* BEGIN Dataset *

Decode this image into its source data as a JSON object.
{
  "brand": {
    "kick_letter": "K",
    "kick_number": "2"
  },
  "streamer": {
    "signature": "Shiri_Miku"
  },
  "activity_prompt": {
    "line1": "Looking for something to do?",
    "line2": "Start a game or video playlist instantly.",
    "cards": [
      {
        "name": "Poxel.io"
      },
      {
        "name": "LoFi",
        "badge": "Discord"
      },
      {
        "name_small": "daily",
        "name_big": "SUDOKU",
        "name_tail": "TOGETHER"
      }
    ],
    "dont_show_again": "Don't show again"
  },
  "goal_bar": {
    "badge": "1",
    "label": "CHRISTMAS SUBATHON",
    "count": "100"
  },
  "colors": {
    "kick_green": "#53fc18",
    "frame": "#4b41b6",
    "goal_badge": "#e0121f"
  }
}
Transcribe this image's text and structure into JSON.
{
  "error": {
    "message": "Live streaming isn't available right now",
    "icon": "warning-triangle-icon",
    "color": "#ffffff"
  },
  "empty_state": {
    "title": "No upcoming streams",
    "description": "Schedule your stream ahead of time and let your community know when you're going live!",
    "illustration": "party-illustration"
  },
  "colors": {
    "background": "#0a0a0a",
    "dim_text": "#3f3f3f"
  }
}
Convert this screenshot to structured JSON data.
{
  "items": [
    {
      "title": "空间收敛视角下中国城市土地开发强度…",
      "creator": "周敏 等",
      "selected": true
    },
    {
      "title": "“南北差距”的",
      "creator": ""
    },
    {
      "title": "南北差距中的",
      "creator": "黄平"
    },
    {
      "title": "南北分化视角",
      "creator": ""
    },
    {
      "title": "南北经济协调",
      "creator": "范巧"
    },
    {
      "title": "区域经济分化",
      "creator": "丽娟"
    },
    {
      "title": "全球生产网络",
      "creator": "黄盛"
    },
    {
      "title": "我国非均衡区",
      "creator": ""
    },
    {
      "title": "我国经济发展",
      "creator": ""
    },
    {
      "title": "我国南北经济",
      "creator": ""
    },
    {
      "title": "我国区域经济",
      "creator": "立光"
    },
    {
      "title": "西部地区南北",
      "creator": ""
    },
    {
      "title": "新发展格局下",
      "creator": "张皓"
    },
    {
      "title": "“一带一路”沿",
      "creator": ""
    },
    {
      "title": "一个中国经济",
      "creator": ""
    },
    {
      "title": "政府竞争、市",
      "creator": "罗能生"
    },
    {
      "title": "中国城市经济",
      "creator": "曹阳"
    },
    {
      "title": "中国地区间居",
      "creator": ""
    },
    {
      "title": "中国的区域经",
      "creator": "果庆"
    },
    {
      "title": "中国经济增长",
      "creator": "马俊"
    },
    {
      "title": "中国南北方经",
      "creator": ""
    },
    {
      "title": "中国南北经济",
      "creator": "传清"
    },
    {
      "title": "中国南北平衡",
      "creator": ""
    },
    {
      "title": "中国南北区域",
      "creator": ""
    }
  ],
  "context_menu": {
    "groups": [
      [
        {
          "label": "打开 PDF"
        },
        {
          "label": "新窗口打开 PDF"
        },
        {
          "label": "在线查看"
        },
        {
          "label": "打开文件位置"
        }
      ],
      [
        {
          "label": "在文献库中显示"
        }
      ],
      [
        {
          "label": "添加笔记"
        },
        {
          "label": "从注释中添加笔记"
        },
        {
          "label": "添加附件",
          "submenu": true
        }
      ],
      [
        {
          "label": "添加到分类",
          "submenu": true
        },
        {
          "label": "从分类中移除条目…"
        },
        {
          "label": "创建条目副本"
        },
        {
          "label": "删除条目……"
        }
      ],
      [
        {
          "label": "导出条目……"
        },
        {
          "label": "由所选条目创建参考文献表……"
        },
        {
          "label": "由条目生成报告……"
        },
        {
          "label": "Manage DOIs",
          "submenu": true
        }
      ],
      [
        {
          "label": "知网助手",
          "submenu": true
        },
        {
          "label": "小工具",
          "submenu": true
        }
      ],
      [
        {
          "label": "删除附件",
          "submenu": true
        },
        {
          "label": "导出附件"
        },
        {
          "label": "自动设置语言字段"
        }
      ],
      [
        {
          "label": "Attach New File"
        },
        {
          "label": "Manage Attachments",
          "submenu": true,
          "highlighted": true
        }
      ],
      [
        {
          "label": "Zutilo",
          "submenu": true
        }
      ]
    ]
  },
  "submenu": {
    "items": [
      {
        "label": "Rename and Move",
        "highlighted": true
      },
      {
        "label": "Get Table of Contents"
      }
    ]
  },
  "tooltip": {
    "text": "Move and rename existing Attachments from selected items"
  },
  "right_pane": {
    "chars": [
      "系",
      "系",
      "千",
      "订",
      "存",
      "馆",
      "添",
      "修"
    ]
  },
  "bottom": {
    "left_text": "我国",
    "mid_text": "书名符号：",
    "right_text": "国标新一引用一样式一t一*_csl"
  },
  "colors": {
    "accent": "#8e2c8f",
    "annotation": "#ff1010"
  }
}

* END Dataset *

◆ **The exercise**: Quote every line of the data, word for word.

◆ **Complete output**:
Decode this image into its source data as a JSON object.
{
  "brand": {
    "kick_letter": "K",
    "kick_number": "2"
  },
  "streamer": {
    "signature": "Shiri_Miku"
  },
  "activity_prompt": {
    "line1": "Looking for something to do?",
    "line2": "Start a game or video playlist instantly.",
    "cards": [
      {
        "name": "Poxel.io"
      },
      {
        "name": "LoFi",
        "badge": "Discord"
      },
      {
        "name_small": "daily",
        "name_big": "SUDOKU",
        "name_tail": "TOGETHER"
      }
    ],
    "dont_show_again": "Don't show again"
  },
  "goal_bar": {
    "badge": "1",
    "label": "CHRISTMAS SUBATHON",
    "count": "100"
  },
  "colors": {
    "kick_green": "#53fc18",
    "frame": "#4b41b6",
    "goal_badge": "#e0121f"
  }
}
Transcribe this image's text and structure into JSON.
{
  "error": {
    "message": "Live streaming isn't available right now",
    "icon": "warning-triangle-icon",
    "color": "#ffffff"
  },
  "empty_state": {
    "title": "No upcoming streams",
    "description": "Schedule your stream ahead of time and let your community know when you're going live!",
    "illustration": "party-illustration"
  },
  "colors": {
    "background": "#0a0a0a",
    "dim_text": "#3f3f3f"
  }
}
Convert this screenshot to structured JSON data.
{
  "items": [
    {
      "title": "空间收敛视角下中国城市土地开发强度…",
      "creator": "周敏 等",
      "selected": true
    },
    {
      "title": "“南北差距”的",
      "creator": ""
    },
    {
      "title": "南北差距中的",
      "creator": "黄平"
    },
    {
      "title": "南北分化视角",
      "creator": ""
    },
    {
      "title": "南北经济协调",
      "creator": "范巧"
    },
    {
      "title": "区域经济分化",
      "creator": "丽娟"
    },
    {
      "title": "全球生产网络",
      "creator": "黄盛"
    },
    {
      "title": "我国非均衡区",
      "creator": ""
    },
    {
      "title": "我国经济发展",
      "creator": ""
    },
    {
      "title": "我国南北经济",
      "creator": ""
    },
    {
      "title": "我国区域经济",
      "creator": "立光"
    },
    {
      "title": "西部地区南北",
      "creator": ""
    },
    {
      "title": "新发展格局下",
      "creator": "张皓"
    },
    {
      "title": "“一带一路”沿",
      "creator": ""
    },
    {
      "title": "一个中国经济",
      "creator": ""
    },
    {
      "title": "政府竞争、市",
      "creator": "罗能生"
    },
    {
      "title": "中国城市经济",
      "creator": "曹阳"
    },
    {
      "title": "中国地区间居",
      "creator": ""
    },
    {
      "title": "中国的区域经",
      "creator": "果庆"
    },
    {
      "title": "中国经济增长",
      "creator": "马俊"
    },
    {
      "title": "中国南北方经",
      "creator": ""
    },
    {
      "title": "中国南北经济",
      "creator": "传清"
    },
    {
      "title": "中国南北平衡",
      "creator": ""
    },
    {
      "title": "中国南北区域",
      "creator": ""
    }
  ],
  "context_menu": {
    "groups": [
      [
        {
          "label": "打开 PDF"
        },
        {
          "label": "新窗口打开 PDF"
        },
        {
          "label": "在线查看"
        },
        {
          "label": "打开文件位置"
        }
      ],
      [
        {
          "label": "在文献库中显示"
        }
      ],
      [
        {
          "label": "添加笔记"
        },
        {
          "label": "从注释中添加笔记"
        },
        {
          "label": "添加附件",
          "submenu": true
        }
      ],
      [
        {
          "label": "添加到分类",
          "submenu": true
        },
        {
          "label": "从分类中移除条目…"
        },
        {
          "label": "创建条目副本"
        },
        {
          "label": "删除条目……"
        }
      ],
      [
        {
          "label": "导出条目……"
        },
        {
          "label": "由所选条目创建参考文献表……"
        },
        {
          "label": "由条目生成报告……"
        },
        {
          "label": "Manage DOIs",
          "submenu": true
        }
      ],
      [
        {
          "label": "知网助手",
          "submenu": true
        },
        {
          "label": "小工具",
          "submenu": true
        }
      ],
      [
        {
          "label": "删除附件",
          "submenu": true
        },
        {
          "label": "导出附件"
        },
        {
          "label": "自动设置语言字段"
        }
      ],
      [
        {
          "label": "Attach New File"
        },
        {
          "label": "Manage Attachments",
          "submenu": true,
          "highlighted": true
        }
      ],
      [
        {
          "label": "Zutilo",
          "submenu": true
        }
      ]
    ]
  },
  "submenu": {
    "items": [
      {
        "label": "Rename and Move",
        "highlighted": true
      },
      {
        "label": "Get Table of Contents"
      }
    ]
  },
  "tooltip": {
    "text": "Move and rename existing Attachments from selected items"
  },
  "right_pane": {
    "chars": [
      "系",
      "系",
      "千",
      "订",
      "存",
      "馆",
      "添",
      "修"
    ]
  },
  "bottom": {
    "left_text": "我国",
    "mid_text": "书名符号：",
    "right_text": "国标新一引用一样式一t一*_csl"
  },
  "colors": {
    "accent": "#8e2c8f",
    "annotation": "#ff1010"
  }
}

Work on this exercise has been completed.